[Article]:

From mboxrd@z Thu Jan  1 00:00:00 1970
Return-Path: <linux-kernel-owner@vger.kernel.org>
Received: (majordomo@vger.kernel.org) by vger.kernel.org via listexpand
        id S1751276AbdFBPKM (ORCPT <rfc822;w@1wt.eu>);
        Fri, 2 Jun 2017 11:10:12 -0400
Received: from mx2.suse.de ([195.135.220.15]:54570 "EHLO mx1.suse.de"
        rhost-flags-OK-OK-OK-FAIL) by vger.kernel.org with ESMTP
        id S1750813AbdFBPKL (ORCPT <rfc822;linux-kernel@vger.kernel.org>);
        Fri, 2 Jun 2017 11:10:11 -0400
Subject: Re: [PATCH] xen-evtchn: Bind dyn evtchn:qemu-dm interrupt to next
 online VCPU
To: Anoob Soman <anoob.soman@citrix.com>, xen-devel@lists.xenproject.org,
        linux-kernel@vger.kernel.org
Cc: boris.ostrovsky@oracle.com
References: <1496414988-12878-1-git-send-email-anoob.soman@citrix.com>
From: Juergen Gross <jgross@suse.com>
Message-ID: <a75010da-0e62-5153-2dd2-2069a3c5f54f@suse.com>
Date: Fri, 2 Jun 2017 17:10:08 +0200
User-Agent: Mozilla/5.0 (X11; Linux x86_64; rv:52.0) Gecko/20100101
 Thunderbird/52.1.1
MIME-Version: 1.0
In-Reply-To: <1496414988-12878-1-git-send-email-anoob.soman@citrix.com>
Content-Type: text/plain; charset=utf-8
Content-Language: de-DE
Content-Transfer-Encoding: 7bit
Sender: linux-kernel-owner@vger.kernel.org
List-ID: <linux-kernel.vger.kernel.org>
X-Mailing-List: linux-kernel@vger.kernel.org

On 02/06/17 16:49, Anoob Soman wrote:
> A HVM domian booting generates around 200K (evtchn:qemu-dm xen-dyn)

[Records shown]:
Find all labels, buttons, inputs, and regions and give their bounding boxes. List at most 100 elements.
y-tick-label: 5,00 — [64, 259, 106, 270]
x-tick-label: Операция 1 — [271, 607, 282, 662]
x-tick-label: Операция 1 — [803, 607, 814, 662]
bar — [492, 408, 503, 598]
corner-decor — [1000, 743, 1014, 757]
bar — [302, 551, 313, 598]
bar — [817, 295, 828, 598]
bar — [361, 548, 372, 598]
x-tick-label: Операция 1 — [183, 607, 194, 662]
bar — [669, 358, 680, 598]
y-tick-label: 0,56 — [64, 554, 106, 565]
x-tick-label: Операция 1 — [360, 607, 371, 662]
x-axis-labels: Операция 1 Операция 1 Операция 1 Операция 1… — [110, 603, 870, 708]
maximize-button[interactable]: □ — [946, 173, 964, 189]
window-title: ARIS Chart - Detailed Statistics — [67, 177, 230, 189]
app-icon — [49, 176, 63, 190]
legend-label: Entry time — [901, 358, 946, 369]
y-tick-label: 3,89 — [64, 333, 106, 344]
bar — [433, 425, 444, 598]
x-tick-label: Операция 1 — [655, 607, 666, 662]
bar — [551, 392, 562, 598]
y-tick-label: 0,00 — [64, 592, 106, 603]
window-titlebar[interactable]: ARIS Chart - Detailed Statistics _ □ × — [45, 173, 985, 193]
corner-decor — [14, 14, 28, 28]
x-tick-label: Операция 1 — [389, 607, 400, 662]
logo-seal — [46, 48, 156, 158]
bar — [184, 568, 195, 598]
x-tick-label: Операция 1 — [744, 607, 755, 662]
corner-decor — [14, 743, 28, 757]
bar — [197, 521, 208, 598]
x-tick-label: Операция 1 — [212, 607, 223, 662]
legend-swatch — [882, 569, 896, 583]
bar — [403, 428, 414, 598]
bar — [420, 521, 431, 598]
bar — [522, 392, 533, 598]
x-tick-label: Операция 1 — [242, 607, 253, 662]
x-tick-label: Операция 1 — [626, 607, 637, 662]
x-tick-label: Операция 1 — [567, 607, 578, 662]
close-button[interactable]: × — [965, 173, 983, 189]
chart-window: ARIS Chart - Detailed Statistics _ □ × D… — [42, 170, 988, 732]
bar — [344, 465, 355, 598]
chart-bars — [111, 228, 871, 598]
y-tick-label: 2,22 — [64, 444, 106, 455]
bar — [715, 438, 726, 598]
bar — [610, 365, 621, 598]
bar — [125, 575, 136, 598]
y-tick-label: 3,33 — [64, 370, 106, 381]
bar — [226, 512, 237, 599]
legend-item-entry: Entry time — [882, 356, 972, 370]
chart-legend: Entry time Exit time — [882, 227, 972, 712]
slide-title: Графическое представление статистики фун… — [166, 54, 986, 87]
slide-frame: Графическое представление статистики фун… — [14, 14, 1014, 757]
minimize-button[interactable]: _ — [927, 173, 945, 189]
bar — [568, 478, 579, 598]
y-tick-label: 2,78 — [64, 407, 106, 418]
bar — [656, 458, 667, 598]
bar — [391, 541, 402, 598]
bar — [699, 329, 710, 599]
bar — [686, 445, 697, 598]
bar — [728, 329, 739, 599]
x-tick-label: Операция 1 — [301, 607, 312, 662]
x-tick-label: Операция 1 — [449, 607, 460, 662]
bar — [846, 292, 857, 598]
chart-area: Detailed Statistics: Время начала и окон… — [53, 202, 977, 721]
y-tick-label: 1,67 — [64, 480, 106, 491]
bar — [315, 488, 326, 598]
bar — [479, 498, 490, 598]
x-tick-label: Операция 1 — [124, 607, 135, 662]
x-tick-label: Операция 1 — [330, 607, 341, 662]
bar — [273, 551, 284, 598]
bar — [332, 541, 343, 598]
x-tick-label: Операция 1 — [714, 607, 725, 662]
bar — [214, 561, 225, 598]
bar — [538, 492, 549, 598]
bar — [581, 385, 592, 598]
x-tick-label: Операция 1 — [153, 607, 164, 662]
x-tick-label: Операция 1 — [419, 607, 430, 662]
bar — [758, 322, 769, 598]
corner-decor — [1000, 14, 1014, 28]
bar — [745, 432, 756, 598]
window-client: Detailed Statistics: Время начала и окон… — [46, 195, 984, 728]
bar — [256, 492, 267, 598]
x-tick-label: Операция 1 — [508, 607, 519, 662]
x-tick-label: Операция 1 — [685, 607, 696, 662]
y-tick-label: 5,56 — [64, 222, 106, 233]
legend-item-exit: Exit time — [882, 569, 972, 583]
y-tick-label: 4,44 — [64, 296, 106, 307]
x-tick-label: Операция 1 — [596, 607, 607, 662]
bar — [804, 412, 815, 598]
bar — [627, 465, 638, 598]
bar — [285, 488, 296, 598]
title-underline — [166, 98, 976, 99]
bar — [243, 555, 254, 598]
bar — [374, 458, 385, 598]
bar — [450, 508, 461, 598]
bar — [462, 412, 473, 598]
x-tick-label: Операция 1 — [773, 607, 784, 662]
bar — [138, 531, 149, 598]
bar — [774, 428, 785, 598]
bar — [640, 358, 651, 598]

==

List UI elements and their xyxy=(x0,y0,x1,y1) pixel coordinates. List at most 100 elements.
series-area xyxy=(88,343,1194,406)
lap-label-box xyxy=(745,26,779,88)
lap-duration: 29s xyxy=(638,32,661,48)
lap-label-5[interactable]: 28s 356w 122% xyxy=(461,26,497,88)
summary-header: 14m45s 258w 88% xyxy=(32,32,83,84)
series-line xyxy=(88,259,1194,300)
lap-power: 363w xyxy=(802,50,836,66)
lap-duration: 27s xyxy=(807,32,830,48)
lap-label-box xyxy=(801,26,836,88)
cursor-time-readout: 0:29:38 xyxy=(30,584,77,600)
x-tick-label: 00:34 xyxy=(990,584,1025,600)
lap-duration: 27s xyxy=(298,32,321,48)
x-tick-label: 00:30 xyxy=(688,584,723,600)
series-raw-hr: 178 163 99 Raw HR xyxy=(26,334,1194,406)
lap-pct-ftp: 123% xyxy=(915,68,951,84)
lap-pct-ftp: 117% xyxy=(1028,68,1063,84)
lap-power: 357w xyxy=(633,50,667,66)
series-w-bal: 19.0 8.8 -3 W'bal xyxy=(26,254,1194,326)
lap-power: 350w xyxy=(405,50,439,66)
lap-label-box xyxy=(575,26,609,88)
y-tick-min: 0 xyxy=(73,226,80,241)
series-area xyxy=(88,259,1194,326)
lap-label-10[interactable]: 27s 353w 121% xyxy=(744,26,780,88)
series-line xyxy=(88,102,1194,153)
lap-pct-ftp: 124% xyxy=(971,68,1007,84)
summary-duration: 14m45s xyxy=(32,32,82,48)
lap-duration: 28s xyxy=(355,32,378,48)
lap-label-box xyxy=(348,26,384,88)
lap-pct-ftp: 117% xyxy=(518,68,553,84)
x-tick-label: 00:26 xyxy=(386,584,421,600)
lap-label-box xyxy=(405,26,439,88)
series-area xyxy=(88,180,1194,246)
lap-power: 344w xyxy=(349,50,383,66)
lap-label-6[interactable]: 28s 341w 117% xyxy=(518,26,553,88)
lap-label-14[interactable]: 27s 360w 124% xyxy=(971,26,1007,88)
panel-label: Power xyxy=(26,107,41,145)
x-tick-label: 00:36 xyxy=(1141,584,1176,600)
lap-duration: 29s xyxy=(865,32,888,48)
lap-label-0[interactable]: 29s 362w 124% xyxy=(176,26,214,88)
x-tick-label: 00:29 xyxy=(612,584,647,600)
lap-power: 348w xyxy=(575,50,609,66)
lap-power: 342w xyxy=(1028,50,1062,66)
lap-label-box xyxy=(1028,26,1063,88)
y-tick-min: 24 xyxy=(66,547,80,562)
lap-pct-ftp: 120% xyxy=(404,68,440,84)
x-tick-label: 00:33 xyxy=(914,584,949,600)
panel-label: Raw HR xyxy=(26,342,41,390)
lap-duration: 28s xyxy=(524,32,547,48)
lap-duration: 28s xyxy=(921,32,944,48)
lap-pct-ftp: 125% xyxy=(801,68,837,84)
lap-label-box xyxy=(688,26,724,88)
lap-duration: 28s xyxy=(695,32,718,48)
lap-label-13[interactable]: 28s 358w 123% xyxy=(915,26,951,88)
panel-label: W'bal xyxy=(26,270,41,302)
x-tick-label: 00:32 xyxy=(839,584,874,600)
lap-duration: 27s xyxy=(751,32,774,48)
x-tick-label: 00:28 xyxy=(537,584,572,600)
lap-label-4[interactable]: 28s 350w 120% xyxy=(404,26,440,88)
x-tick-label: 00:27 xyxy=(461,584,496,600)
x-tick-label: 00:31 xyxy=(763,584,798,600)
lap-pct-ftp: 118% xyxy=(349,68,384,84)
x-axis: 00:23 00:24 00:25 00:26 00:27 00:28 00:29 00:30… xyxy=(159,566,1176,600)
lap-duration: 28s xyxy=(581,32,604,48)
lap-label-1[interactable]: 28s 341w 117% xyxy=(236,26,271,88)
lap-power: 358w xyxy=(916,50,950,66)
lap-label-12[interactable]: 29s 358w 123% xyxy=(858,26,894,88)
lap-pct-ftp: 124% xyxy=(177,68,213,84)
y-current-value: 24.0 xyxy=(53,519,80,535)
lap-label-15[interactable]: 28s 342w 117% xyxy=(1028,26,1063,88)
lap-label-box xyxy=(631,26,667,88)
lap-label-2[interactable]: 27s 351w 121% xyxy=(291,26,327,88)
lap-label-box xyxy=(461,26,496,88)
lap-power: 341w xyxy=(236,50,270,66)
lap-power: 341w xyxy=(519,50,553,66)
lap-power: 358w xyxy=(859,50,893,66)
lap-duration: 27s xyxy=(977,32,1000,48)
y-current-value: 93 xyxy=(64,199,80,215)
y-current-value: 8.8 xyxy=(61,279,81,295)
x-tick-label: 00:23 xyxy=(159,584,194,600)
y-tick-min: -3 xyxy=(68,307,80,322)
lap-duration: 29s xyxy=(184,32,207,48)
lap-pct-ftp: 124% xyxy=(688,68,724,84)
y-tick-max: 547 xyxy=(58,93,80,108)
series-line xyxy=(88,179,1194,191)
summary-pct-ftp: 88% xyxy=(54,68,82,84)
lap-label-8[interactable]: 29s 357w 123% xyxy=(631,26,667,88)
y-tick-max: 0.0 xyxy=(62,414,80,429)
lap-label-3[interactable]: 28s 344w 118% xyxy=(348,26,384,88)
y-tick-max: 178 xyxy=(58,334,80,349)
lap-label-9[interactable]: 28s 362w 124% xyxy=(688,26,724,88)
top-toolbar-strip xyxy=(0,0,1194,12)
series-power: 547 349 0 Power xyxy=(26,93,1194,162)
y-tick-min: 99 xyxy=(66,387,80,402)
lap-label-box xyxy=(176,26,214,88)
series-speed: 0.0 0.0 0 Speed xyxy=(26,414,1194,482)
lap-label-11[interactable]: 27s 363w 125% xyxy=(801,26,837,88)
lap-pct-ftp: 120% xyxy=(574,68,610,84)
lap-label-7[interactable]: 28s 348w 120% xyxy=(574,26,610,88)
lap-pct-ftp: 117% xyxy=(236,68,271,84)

* * *

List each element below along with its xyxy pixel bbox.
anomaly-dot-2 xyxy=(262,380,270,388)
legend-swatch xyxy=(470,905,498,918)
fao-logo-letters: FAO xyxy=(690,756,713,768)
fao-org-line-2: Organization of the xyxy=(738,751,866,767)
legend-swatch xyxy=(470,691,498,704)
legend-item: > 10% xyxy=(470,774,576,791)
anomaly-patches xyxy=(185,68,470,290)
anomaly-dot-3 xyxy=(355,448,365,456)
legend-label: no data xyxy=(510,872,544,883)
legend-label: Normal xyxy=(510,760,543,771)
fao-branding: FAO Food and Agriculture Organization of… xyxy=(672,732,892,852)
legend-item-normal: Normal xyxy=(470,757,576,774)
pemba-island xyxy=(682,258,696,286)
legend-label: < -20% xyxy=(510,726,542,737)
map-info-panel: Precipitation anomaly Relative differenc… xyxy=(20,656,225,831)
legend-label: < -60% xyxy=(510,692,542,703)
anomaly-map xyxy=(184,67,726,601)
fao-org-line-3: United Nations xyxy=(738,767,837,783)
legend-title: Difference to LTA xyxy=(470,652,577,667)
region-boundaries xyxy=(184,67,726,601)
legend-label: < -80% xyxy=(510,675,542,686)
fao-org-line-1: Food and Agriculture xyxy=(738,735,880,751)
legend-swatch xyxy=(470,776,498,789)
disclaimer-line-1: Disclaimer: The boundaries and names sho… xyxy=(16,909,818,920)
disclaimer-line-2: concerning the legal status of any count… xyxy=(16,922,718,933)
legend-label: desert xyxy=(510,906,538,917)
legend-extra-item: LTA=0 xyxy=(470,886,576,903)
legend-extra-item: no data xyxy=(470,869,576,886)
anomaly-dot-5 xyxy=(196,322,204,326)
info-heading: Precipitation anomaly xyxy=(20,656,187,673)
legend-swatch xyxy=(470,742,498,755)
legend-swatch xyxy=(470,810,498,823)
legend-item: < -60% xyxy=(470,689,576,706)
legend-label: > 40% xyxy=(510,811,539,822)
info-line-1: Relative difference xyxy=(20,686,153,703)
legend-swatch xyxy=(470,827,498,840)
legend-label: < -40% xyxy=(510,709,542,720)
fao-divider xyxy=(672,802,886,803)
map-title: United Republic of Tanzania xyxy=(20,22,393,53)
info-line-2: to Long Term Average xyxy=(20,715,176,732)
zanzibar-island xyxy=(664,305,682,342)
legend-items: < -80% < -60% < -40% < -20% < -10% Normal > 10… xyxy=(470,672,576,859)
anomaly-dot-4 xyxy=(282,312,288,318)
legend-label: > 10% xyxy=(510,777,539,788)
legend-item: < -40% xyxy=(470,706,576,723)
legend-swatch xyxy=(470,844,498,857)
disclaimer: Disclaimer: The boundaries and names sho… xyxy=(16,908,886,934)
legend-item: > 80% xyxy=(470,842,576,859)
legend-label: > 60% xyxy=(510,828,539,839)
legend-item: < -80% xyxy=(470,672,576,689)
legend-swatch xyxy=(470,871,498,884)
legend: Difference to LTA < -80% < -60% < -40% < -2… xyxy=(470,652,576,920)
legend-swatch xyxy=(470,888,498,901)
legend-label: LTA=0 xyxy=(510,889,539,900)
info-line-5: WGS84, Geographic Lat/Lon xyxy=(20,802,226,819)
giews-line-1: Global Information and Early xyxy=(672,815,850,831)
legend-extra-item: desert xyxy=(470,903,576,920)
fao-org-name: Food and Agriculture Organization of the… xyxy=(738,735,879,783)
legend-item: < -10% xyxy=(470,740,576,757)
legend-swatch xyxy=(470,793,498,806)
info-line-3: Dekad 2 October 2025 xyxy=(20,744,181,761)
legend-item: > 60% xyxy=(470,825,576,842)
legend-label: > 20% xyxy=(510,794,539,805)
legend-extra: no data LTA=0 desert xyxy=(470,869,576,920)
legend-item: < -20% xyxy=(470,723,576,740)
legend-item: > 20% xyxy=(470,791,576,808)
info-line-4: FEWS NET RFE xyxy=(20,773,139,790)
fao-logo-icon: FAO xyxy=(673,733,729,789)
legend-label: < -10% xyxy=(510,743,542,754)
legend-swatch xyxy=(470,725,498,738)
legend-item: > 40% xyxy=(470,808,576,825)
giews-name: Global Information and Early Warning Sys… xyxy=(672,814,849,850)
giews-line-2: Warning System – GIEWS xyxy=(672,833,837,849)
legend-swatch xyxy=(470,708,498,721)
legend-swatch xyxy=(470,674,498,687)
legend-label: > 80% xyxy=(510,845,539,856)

[Exercises to complete]:
• a. In the Xen event channel email, who wrote the reply to the patch?
• b. Continue the Xen event channel email from where it stops.
The items aren't needed for what comes next.

[Results for each task]:
• a. Juergen Gross

• b.
> interrupts,in a short period of time. All these evtchn:qemu-dm are bound
> to VCPU 0, until irqbalance sees these IRQ and moves it to a different VCPU.
> In one configuration, irqbalance runs every 10 seconds, which means
> irqbalance doesn't get to see these burst of interrupts and doesn't
> re-balance interrupts most of the time, making all evtchn:qemu-dm to be
> processed by VCPU0. This cause VCPU0 to spend most of time processing
> hardirq and very little time on softirq. Moreover, if dom0 kernel PREEMPTION
> is disabled, VCPU0 never runs watchdog (process context), triggering a
> softlockup detection code to panic.
> 
> Binding evtchn:qemu-dm to next online VCPU, will spread hardirq
> processing evenly across different CPU. Later, irqbalance will try to balance
> evtchn:qemu-dm, if required.
> 
> Signed-off-by: Anoob Soman <anoob.soman@citrix.com>
> ---
>  drivers/xen/events/events_base.c |  9 +++++++--
>  drivers/xen/evtchn.c             | 36 +++++++++++++++++++++++++++++++++++-
>  include/xen/events.h             |  1 +
>  3 files changed, 43 insertions(+), 3 deletions(-)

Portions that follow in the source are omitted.